◆ Lines of data ◆
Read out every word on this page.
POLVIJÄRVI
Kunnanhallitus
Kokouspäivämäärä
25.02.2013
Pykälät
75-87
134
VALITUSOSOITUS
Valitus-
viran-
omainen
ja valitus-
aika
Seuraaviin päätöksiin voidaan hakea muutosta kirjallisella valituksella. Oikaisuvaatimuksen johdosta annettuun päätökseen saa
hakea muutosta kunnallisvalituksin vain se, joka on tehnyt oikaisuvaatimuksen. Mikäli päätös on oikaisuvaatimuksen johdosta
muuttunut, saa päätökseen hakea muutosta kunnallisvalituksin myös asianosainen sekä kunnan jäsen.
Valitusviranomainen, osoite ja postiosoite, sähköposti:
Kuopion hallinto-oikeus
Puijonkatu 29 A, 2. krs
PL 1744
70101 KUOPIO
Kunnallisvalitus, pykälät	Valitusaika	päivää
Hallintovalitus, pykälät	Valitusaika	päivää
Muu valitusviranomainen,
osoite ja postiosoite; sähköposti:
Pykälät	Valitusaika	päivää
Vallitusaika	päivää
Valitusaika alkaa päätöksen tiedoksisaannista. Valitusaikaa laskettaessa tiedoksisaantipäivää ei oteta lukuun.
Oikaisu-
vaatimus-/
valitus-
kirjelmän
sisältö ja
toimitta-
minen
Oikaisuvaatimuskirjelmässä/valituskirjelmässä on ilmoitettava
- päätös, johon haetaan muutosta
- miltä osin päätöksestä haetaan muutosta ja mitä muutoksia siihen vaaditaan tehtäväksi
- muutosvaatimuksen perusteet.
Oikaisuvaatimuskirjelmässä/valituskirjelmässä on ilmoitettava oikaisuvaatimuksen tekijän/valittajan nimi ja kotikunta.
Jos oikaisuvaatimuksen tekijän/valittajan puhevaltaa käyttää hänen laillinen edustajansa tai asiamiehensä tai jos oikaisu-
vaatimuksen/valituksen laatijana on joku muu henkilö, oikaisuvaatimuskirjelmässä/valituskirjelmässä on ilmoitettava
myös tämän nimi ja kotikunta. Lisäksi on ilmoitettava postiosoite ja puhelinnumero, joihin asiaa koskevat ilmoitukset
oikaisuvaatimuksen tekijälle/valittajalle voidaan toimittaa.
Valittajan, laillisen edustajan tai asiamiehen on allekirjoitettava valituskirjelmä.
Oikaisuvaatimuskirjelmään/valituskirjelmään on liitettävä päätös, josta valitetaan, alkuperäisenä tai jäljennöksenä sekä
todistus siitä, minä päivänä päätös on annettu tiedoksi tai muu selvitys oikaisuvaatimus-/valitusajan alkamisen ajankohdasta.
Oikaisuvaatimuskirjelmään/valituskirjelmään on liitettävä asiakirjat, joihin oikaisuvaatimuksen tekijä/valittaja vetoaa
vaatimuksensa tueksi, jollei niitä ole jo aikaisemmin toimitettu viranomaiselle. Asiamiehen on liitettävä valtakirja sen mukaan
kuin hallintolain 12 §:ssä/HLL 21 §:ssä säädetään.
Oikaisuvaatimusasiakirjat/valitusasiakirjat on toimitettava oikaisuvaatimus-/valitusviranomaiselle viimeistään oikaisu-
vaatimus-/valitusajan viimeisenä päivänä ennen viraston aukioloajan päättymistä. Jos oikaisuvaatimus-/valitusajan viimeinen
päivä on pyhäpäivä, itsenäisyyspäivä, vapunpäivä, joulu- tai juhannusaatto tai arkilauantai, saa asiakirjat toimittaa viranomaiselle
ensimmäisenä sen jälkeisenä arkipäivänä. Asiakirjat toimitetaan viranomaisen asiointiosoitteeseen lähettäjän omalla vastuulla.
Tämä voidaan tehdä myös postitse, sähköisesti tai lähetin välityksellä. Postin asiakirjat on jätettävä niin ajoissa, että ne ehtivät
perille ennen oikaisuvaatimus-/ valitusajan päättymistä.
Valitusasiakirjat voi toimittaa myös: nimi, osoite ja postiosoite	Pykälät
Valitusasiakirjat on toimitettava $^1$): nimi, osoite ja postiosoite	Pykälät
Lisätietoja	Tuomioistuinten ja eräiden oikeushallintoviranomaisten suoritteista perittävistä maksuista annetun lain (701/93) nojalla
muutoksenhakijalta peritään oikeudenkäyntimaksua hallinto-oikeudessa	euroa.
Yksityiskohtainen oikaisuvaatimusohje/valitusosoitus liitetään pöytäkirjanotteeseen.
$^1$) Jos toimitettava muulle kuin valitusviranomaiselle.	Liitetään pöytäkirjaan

◆ WHAT NEEDS TO BE DONE ◆
Find all the lines containing "sähköposti" in the material, then copy them.

◆ WRITTEN REPLY ◆
Valitusviranomainen, osoite ja postiosoite, sähköposti:
osoite ja postiosoite; sähköposti:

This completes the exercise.